-- Goal of the exercise --
Nothing but the lines from the one that contains "Decode this image" through the end of the listing should appear, set down exactly.

-- Data lines --
========================================================================

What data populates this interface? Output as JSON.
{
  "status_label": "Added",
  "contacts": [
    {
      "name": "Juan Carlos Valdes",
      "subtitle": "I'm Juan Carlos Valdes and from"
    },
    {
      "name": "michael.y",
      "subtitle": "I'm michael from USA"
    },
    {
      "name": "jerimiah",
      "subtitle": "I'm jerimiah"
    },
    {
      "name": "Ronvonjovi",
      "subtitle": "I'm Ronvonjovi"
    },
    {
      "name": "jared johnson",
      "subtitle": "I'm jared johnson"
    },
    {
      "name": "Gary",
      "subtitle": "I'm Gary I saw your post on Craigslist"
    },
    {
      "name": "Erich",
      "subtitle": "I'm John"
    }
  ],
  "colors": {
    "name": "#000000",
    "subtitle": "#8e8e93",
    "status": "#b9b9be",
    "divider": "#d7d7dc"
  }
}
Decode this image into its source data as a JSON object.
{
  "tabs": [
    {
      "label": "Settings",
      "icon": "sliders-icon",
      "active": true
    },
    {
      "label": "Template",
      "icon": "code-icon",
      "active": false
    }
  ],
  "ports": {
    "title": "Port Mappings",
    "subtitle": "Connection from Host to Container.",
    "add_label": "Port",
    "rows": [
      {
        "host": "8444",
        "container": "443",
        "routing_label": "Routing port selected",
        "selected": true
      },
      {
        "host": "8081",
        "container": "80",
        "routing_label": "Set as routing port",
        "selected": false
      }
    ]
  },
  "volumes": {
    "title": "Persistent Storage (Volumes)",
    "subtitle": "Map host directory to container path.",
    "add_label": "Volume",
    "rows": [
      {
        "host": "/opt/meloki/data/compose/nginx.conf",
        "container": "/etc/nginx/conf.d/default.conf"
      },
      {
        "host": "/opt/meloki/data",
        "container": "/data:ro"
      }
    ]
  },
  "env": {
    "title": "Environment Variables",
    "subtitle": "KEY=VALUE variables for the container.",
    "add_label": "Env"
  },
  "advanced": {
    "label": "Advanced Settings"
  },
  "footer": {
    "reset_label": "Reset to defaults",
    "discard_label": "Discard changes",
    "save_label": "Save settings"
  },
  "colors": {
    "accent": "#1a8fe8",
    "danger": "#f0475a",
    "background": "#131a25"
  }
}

========================================================================

-- Worked solution --
Decode this image into its source data as a JSON object.
{
  "tabs": [
    {
      "label": "Settings",
      "icon": "sliders-icon",
      "active": true
    },
    {
      "label": "Template",
      "icon": "code-icon",
      "active": false
    }
  ],
  "ports": {
    "title": "Port Mappings",
    "subtitle": "Connection from Host to Container.",
    "add_label": "Port",
    "rows": [
      {
        "host": "8444",
        "container": "443",
        "routing_label": "Routing port selected",
        "selected": true
      },
      {
        "host": "8081",
        "container": "80",
        "routing_label": "Set as routing port",
        "selected": false
      }
    ]
  },
  "volumes": {
    "title": "Persistent Storage (Volumes)",
    "subtitle": "Map host directory to container path.",
    "add_label": "Volume",
    "rows": [
      {
        "host": "/opt/meloki/data/compose/nginx.conf",
        "container": "/etc/nginx/conf.d/default.conf"
      },
      {
        "host": "/opt/meloki/data",
        "container": "/data:ro"
      }
    ]
  },
  "env": {
    "title": "Environment Variables",
    "subtitle": "KEY=VALUE variables for the container.",
    "add_label": "Env"
  },
  "advanced": {
    "label": "Advanced Settings"
  },
  "footer": {
    "reset_label": "Reset to defaults",
    "discard_label": "Discard changes",
    "save_label": "Save settings"
  },
  "colors": {
    "accent": "#1a8fe8",
    "danger": "#f0475a",
    "background": "#131a25"
  }
}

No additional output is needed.